Exercise:
Without altering anything, repeat each of the records.

>>

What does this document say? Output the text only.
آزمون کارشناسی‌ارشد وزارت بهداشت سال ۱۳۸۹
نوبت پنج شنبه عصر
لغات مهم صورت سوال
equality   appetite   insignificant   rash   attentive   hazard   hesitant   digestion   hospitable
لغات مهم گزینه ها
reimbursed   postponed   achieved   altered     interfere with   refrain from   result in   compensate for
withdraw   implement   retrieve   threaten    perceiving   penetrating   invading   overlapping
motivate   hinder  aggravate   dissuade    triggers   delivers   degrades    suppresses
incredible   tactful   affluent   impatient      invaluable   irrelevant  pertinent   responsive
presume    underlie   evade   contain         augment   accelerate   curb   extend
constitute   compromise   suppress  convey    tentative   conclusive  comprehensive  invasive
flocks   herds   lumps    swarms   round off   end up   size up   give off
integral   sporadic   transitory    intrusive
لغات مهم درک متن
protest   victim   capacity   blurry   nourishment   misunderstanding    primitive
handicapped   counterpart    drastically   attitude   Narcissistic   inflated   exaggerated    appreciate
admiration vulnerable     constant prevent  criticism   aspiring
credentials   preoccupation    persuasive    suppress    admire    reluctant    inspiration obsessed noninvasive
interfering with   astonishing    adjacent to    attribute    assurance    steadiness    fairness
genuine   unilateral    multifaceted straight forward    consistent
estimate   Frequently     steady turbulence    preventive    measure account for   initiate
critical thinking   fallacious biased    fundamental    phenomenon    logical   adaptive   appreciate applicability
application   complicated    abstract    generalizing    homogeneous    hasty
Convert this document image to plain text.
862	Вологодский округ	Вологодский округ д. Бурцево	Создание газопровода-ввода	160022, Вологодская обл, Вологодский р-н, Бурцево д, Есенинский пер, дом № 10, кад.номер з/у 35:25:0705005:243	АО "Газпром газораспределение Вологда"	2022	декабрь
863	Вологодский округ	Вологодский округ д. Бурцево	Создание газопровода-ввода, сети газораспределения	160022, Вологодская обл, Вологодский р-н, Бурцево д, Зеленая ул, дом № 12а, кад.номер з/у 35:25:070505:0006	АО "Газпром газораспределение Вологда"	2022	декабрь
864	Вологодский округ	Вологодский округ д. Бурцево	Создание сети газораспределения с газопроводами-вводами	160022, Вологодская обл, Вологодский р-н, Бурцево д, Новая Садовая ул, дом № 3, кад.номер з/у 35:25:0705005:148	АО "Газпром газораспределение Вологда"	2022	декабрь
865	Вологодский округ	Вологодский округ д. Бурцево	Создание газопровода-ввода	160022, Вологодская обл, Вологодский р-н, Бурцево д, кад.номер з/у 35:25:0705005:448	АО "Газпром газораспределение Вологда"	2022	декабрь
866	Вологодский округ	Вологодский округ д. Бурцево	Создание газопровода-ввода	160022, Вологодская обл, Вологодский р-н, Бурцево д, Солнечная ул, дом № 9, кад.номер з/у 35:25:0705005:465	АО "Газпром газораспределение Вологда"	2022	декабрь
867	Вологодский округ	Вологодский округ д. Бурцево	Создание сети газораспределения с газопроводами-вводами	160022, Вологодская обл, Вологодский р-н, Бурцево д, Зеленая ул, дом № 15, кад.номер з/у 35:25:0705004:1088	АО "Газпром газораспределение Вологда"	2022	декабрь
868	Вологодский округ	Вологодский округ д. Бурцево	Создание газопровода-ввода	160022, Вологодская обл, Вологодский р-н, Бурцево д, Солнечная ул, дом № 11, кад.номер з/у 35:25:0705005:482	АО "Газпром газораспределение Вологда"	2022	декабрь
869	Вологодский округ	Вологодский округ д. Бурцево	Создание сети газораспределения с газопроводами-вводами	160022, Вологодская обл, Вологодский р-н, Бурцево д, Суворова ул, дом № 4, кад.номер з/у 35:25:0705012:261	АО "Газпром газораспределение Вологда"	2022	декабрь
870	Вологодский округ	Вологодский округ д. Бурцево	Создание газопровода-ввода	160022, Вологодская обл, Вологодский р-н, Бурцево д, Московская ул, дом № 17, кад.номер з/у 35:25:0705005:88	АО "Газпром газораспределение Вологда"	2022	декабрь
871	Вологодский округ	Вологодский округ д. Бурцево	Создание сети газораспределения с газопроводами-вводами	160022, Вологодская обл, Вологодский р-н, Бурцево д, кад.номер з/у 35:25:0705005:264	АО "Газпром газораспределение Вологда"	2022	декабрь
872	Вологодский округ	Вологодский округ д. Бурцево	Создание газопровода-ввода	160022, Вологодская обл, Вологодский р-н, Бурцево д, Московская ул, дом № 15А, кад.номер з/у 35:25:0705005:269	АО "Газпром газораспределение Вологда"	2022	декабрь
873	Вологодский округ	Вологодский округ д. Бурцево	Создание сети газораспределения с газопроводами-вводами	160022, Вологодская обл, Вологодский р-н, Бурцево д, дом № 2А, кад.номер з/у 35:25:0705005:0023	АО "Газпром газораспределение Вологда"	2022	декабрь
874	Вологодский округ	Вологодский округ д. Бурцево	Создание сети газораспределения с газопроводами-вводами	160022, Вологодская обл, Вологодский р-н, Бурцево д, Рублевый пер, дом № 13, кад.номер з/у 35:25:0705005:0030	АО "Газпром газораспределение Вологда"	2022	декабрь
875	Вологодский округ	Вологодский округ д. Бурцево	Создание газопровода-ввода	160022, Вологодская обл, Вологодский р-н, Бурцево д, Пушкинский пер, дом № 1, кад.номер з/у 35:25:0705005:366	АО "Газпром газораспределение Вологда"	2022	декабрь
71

<<

Answer in full:
What does this document say? Output the text only.
آزمون کارشناسی‌ارشد وزارت بهداشت سال ۱۳۸۹
نوبت پنج شنبه عصر
لغات مهم صورت سوال
equality   appetite   insignificant   rash   attentive   hazard   hesitant   digestion   hospitable
لغات مهم گزینه ها
reimbursed   postponed   achieved   altered     interfere with   refrain from   result in   compensate for
withdraw   implement   retrieve   threaten    perceiving   penetrating   invading   overlapping
motivate   hinder  aggravate   dissuade    triggers   delivers   degrades    suppresses
incredible   tactful   affluent   impatient      invaluable   irrelevant  pertinent   responsive
presume    underlie   evade   contain         augment   accelerate   curb   extend
constitute   compromise   suppress  convey    tentative   conclusive  comprehensive  invasive
flocks   herds   lumps    swarms   round off   end up   size up   give off
integral   sporadic   transitory    intrusive
لغات مهم درک متن
protest   victim   capacity   blurry   nourishment   misunderstanding    primitive
handicapped   counterpart    drastically   attitude   Narcissistic   inflated   exaggerated    appreciate
admiration vulnerable     constant prevent  criticism   aspiring
credentials   preoccupation    persuasive    suppress    admire    reluctant    inspiration obsessed noninvasive
interfering with   astonishing    adjacent to    attribute    assurance    steadiness    fairness
genuine   unilateral    multifaceted straight forward    consistent
estimate   Frequently     steady turbulence    preventive    measure account for   initiate
critical thinking   fallacious biased    fundamental    phenomenon    logical   adaptive   appreciate applicability
application   complicated    abstract    generalizing    homogeneous    hasty
Convert this document image to plain text.
862	Вологодский округ	Вологодский округ д. Бурцево	Создание газопровода-ввода	160022, Вологодская обл, Вологодский р-н, Бурцево д, Есенинский пер, дом № 10, кад.номер з/у 35:25:0705005:243	АО "Газпром газораспределение Вологда"	2022	декабрь
863	Вологодский округ	Вологодский округ д. Бурцево	Создание газопровода-ввода, сети газораспределения	160022, Вологодская обл, Вологодский р-н, Бурцево д, Зеленая ул, дом № 12а, кад.номер з/у 35:25:070505:0006	АО "Газпром газораспределение Вологда"	2022	декабрь
864	Вологодский округ	Вологодский округ д. Бурцево	Создание сети газораспределения с газопроводами-вводами	160022, Вологодская обл, Вологодский р-н, Бурцево д, Новая Садовая ул, дом № 3, кад.номер з/у 35:25:0705005:148	АО "Газпром газораспределение Вологда"	2022	декабрь
865	Вологодский округ	Вологодский округ д. Бурцево	Создание газопровода-ввода	160022, Вологодская обл, Вологодский р-н, Бурцево д, кад.номер з/у 35:25:0705005:448	АО "Газпром газораспределение Вологда"	2022	декабрь
866	Вологодский округ	Вологодский округ д. Бурцево	Создание газопровода-ввода	160022, Вологодская обл, Вологодский р-н, Бурцево д, Солнечная ул, дом № 9, кад.номер з/у 35:25:0705005:465	АО "Газпром газораспределение Вологда"	2022	декабрь
867	Вологодский округ	Вологодский округ д. Бурцево	Создание сети газораспределения с газопроводами-вводами	160022, Вологодская обл, Вологодский р-н, Бурцево д, Зеленая ул, дом № 15, кад.номер з/у 35:25:0705004:1088	АО "Газпром газораспределение Вологда"	2022	декабрь
868	Вологодский округ	Вологодский округ д. Бурцево	Создание газопровода-ввода	160022, Вологодская обл, Вологодский р-н, Бурцево д, Солнечная ул, дом № 11, кад.номер з/у 35:25:0705005:482	АО "Газпром газораспределение Вологда"	2022	декабрь
869	Вологодский округ	Вологодский округ д. Бурцево	Создание сети газораспределения с газопроводами-вводами	160022, Вологодская обл, Вологодский р-н, Бурцево д, Суворова ул, дом № 4, кад.номер з/у 35:25:0705012:261	АО "Газпром газораспределение Вологда"	2022	декабрь
870	Вологодский округ	Вологодский округ д. Бурцево	Создание газопровода-ввода	160022, Вологодская обл, Вологодский р-н, Бурцево д, Московская ул, дом № 17, кад.номер з/у 35:25:0705005:88	АО "Газпром газораспределение Вологда"	2022	декабрь
871	Вологодский округ	Вологодский округ д. Бурцево	Создание сети газораспределения с газопроводами-вводами	160022, Вологодская обл, Вологодский р-н, Бурцево д, кад.номер з/у 35:25:0705005:264	АО "Газпром газораспределение Вологда"	2022	декабрь
872	Вологодский округ	Вологодский округ д. Бурцево	Создание газопровода-ввода	160022, Вологодская обл, Вологодский р-н, Бурцево д, Московская ул, дом № 15А, кад.номер з/у 35:25:0705005:269	АО "Газпром газораспределение Вологда"	2022	декабрь
873	Вологодский округ	Вологодский округ д. Бурцево	Создание сети газораспределения с газопроводами-вводами	160022, Вологодская обл, Вологодский р-н, Бурцево д, дом № 2А, кад.номер з/у 35:25:0705005:0023	АО "Газпром газораспределение Вологда"	2022	декабрь
874	Вологодский округ	Вологодский округ д. Бурцево	Создание сети газораспределения с газопроводами-вводами	160022, Вологодская обл, Вологодский р-н, Бурцево д, Рублевый пер, дом № 13, кад.номер з/у 35:25:0705005:0030	АО "Газпром газораспределение Вологда"	2022	декабрь
875	Вологодский округ	Вологодский округ д. Бурцево	Создание газопровода-ввода	160022, Вологодская обл, Вологодский р-н, Бурцево д, Пушкинский пер, дом № 1, кад.номер з/у 35:25:0705005:366	АО "Газпром газораспределение Вологда"	2022	декабрь
71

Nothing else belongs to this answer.